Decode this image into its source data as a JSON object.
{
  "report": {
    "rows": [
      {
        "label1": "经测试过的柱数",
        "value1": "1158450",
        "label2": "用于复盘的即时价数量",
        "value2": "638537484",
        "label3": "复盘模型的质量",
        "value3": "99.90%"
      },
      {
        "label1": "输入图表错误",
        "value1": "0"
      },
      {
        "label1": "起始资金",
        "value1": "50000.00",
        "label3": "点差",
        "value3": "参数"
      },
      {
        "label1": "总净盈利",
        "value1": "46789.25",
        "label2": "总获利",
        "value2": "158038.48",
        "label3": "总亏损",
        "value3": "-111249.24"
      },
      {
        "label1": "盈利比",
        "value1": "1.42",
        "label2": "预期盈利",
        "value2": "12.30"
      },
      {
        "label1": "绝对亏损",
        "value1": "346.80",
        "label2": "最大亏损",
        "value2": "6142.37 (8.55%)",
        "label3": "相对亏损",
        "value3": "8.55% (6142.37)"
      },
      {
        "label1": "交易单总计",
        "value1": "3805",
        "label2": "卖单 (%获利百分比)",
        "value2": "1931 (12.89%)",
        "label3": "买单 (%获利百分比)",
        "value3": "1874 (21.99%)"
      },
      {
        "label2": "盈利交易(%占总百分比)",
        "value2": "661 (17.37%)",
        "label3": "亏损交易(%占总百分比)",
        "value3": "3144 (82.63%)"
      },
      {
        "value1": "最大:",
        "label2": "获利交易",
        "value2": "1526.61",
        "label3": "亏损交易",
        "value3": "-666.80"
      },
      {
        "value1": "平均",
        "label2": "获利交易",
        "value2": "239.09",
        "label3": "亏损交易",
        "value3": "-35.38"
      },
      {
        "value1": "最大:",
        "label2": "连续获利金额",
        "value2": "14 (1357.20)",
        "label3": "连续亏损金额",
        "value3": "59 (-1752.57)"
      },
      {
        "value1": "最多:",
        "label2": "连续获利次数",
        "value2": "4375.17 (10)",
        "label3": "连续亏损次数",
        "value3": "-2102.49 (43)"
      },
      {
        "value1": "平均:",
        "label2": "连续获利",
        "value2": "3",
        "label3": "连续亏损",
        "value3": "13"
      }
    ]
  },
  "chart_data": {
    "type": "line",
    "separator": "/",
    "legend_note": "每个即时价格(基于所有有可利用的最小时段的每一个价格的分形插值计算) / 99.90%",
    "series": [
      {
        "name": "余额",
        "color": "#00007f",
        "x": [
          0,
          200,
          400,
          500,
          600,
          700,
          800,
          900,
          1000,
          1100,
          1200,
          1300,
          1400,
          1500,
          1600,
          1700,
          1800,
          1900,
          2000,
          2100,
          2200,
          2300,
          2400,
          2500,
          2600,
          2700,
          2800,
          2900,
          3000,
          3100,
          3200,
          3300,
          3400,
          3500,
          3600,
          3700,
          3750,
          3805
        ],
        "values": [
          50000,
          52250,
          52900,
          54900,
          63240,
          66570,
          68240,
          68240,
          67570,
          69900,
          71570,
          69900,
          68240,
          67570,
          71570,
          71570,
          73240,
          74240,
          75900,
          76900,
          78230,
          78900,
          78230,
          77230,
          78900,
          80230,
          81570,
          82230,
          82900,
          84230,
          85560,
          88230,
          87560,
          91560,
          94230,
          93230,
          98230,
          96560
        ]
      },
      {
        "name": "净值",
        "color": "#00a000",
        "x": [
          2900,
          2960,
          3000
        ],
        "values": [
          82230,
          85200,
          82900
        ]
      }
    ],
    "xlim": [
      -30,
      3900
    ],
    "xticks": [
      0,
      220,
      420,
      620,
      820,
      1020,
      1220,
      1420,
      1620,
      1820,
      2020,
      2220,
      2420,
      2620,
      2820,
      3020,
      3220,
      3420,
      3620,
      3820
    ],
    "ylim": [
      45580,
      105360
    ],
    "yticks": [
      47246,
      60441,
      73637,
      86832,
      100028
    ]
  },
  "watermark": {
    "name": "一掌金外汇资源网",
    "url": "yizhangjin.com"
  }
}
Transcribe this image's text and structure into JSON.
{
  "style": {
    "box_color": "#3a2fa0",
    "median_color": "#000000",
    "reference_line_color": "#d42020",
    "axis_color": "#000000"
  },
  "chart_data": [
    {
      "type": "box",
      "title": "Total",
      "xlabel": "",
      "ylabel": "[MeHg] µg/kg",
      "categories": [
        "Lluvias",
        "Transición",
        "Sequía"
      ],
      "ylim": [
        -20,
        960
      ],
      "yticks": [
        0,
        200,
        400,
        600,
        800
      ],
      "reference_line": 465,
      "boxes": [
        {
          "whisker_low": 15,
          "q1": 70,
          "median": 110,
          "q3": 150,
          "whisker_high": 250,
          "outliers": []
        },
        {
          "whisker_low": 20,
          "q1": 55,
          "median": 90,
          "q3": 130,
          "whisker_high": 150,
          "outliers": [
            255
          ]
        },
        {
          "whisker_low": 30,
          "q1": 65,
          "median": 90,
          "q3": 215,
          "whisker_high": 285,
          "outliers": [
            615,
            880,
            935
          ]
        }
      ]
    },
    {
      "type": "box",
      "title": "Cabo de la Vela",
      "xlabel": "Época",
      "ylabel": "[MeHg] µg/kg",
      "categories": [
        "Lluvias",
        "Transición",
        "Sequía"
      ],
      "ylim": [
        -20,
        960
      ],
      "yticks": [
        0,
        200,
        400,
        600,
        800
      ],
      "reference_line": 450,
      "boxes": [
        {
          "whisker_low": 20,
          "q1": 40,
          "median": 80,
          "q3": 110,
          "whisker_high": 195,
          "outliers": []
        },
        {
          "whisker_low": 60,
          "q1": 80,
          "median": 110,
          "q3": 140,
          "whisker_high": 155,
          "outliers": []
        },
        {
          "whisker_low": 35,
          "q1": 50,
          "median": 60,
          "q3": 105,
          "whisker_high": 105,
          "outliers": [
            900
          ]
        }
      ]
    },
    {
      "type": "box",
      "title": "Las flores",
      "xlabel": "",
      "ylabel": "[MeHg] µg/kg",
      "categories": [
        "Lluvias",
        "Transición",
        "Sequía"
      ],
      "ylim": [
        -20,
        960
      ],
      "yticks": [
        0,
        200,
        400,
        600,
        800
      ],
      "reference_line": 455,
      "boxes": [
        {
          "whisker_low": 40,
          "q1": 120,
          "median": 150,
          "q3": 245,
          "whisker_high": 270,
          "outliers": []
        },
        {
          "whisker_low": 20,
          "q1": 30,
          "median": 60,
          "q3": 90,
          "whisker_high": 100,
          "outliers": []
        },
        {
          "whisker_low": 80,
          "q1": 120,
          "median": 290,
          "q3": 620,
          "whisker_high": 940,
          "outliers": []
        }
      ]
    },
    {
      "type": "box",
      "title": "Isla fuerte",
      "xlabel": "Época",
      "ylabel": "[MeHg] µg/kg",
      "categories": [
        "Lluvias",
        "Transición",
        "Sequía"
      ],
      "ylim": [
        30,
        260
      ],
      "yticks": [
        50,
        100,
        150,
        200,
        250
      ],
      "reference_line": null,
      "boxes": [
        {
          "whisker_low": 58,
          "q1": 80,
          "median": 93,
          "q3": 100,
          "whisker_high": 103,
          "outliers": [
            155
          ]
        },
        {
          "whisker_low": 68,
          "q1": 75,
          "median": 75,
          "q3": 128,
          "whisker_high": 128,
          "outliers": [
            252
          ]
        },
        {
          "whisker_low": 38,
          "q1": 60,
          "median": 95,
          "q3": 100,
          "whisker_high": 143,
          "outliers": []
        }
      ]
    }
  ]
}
────────────────────
» **THE EXERCISE**
Produce an exact copy of all the records.

» **SOLUTION FOR THIS TASK**
Decode this image into its source data as a JSON object.
{
  "report": {
    "rows": [
      {
        "label1": "经测试过的柱数",
        "value1": "1158450",
        "label2": "用于复盘的即时价数量",
        "value2": "638537484",
        "label3": "复盘模型的质量",
        "value3": "99.90%"
      },
      {
        "label1": "输入图表错误",
        "value1": "0"
      },
      {
        "label1": "起始资金",
        "value1": "50000.00",
        "label3": "点差",
        "value3": "参数"
      },
      {
        "label1": "总净盈利",
        "value1": "46789.25",
        "label2": "总获利",
        "value2": "158038.48",
        "label3": "总亏损",
        "value3": "-111249.24"
      },
      {
        "label1": "盈利比",
        "value1": "1.42",
        "label2": "预期盈利",
        "value2": "12.30"
      },
      {
        "label1": "绝对亏损",
        "value1": "346.80",
        "label2": "最大亏损",
        "value2": "6142.37 (8.55%)",
        "label3": "相对亏损",
        "value3": "8.55% (6142.37)"
      },
      {
        "label1": "交易单总计",
        "value1": "3805",
        "label2": "卖单 (%获利百分比)",
        "value2": "1931 (12.89%)",
        "label3": "买单 (%获利百分比)",
        "value3": "1874 (21.99%)"
      },
      {
        "label2": "盈利交易(%占总百分比)",
        "value2": "661 (17.37%)",
        "label3": "亏损交易(%占总百分比)",
        "value3": "3144 (82.63%)"
      },
      {
        "value1": "最大:",
        "label2": "获利交易",
        "value2": "1526.61",
        "label3": "亏损交易",
        "value3": "-666.80"
      },
      {
        "value1": "平均",
        "label2": "获利交易",
        "value2": "239.09",
        "label3": "亏损交易",
        "value3": "-35.38"
      },
      {
        "value1": "最大:",
        "label2": "连续获利金额",
        "value2": "14 (1357.20)",
        "label3": "连续亏损金额",
        "value3": "59 (-1752.57)"
      },
      {
        "value1": "最多:",
        "label2": "连续获利次数",
        "value2": "4375.17 (10)",
        "label3": "连续亏损次数",
        "value3": "-2102.49 (43)"
      },
      {
        "value1": "平均:",
        "label2": "连续获利",
        "value2": "3",
        "label3": "连续亏损",
        "value3": "13"
      }
    ]
  },
  "chart_data": {
    "type": "line",
    "separator": "/",
    "legend_note": "每个即时价格(基于所有有可利用的最小时段的每一个价格的分形插值计算) / 99.90%",
    "series": [
      {
        "name": "余额",
        "color": "#00007f",
        "x": [
          0,
          200,
          400,
          500,
          600,
          700,
          800,
          900,
          1000,
          1100,
          1200,
          1300,
          1400,
          1500,
          1600,
          1700,
          1800,
          1900,
          2000,
          2100,
          2200,
          2300,
          2400,
          2500,
          2600,
          2700,
          2800,
          2900,
          3000,
          3100,
          3200,
          3300,
          3400,
          3500,
          3600,
          3700,
          3750,
          3805
        ],
        "values": [
          50000,
          52250,
          52900,
          54900,
          63240,
          66570,
          68240,
          68240,
          67570,
          69900,
          71570,
          69900,
          68240,
          67570,
          71570,
          71570,
          73240,
          74240,
          75900,
          76900,
          78230,
          78900,
          78230,
          77230,
          78900,
          80230,
          81570,
          82230,
          82900,
          84230,
          85560,
          88230,
          87560,
          91560,
          94230,
          93230,
          98230,
          96560
        ]
      },
      {
        "name": "净值",
        "color": "#00a000",
        "x": [
          2900,
          2960,
          3000
        ],
        "values": [
          82230,
          85200,
          82900
        ]
      }
    ],
    "xlim": [
      -30,
      3900
    ],
    "xticks": [
      0,
      220,
      420,
      620,
      820,
      1020,
      1220,
      1420,
      1620,
      1820,
      2020,
      2220,
      2420,
      2620,
      2820,
      3020,
      3220,
      3420,
      3620,
      3820
    ],
    "ylim": [
      45580,
      105360
    ],
    "yticks": [
      47246,
      60441,
      73637,
      86832,
      100028
    ]
  },
  "watermark": {
    "name": "一掌金外汇资源网",
    "url": "yizhangjin.com"
  }
}
Transcribe this image's text and structure into JSON.
{
  "style": {
    "box_color": "#3a2fa0",
    "median_color": "#000000",
    "reference_line_color": "#d42020",
    "axis_color": "#000000"
  },
  "chart_data": [
    {
      "type": "box",
      "title": "Total",
      "xlabel": "",
      "ylabel": "[MeHg] µg/kg",
      "categories": [
        "Lluvias",
        "Transición",
        "Sequía"
      ],
      "ylim": [
        -20,
        960
      ],
      "yticks": [
        0,
        200,
        400,
        600,
        800
      ],
      "reference_line": 465,
      "boxes": [
        {
          "whisker_low": 15,
          "q1": 70,
          "median": 110,
          "q3": 150,
          "whisker_high": 250,
          "outliers": []
        },
        {
          "whisker_low": 20,
          "q1": 55,
          "median": 90,
          "q3": 130,
          "whisker_high": 150,
          "outliers": [
            255
          ]
        },
        {
          "whisker_low": 30,
          "q1": 65,
          "median": 90,
          "q3": 215,
          "whisker_high": 285,
          "outliers": [
            615,
            880,
            935
          ]
        }
      ]
    },
    {
      "type": "box",
      "title": "Cabo de la Vela",
      "xlabel": "Época",
      "ylabel": "[MeHg] µg/kg",
      "categories": [
        "Lluvias",
        "Transición",
        "Sequía"
      ],
      "ylim": [
        -20,
        960
      ],
      "yticks": [
        0,
        200,
        400,
        600,
        800
      ],
      "reference_line": 450,
      "boxes": [
        {
          "whisker_low": 20,
          "q1": 40,
          "median": 80,
          "q3": 110,
          "whisker_high": 195,
          "outliers": []
        },
        {
          "whisker_low": 60,
          "q1": 80,
          "median": 110,
          "q3": 140,
          "whisker_high": 155,
          "outliers": []
        },
        {
          "whisker_low": 35,
          "q1": 50,
          "median": 60,
          "q3": 105,
          "whisker_high": 105,
          "outliers": [
            900
          ]
        }
      ]
    },
    {
      "type": "box",
      "title": "Las flores",
      "xlabel": "",
      "ylabel": "[MeHg] µg/kg",
      "categories": [
        "Lluvias",
        "Transición",
        "Sequía"
      ],
      "ylim": [
        -20,
        960
      ],
      "yticks": [
        0,
        200,
        400,
        600,
        800
      ],
      "reference_line": 455,
      "boxes": [
        {
          "whisker_low": 40,
          "q1": 120,
          "median": 150,
          "q3": 245,
          "whisker_high": 270,
          "outliers": []
        },
        {
          "whisker_low": 20,
          "q1": 30,
          "median": 60,
          "q3": 90,
          "whisker_high": 100,
          "outliers": []
        },
        {
          "whisker_low": 80,
          "q1": 120,
          "median": 290,
          "q3": 620,
          "whisker_high": 940,
          "outliers": []
        }
      ]
    },
    {
      "type": "box",
      "title": "Isla fuerte",
      "xlabel": "Época",
      "ylabel": "[MeHg] µg/kg",
      "categories": [
        "Lluvias",
        "Transición",
        "Sequía"
      ],
      "ylim": [
        30,
        260
      ],
      "yticks": [
        50,
        100,
        150,
        200,
        250
      ],
      "reference_line": null,
      "boxes": [
        {
          "whisker_low": 58,
          "q1": 80,
          "median": 93,
          "q3": 100,
          "whisker_high": 103,
          "outliers": [
            155
          ]
        },
        {
          "whisker_low": 68,
          "q1": 75,
          "median": 75,
          "q3": 128,
          "whisker_high": 128,
          "outliers": [
            252
          ]
        },
        {
          "whisker_low": 38,
          "q1": 60,
          "median": 95,
          "q3": 100,
          "whisker_high": 143,
          "outliers": []
        }
      ]
    }
  ]
}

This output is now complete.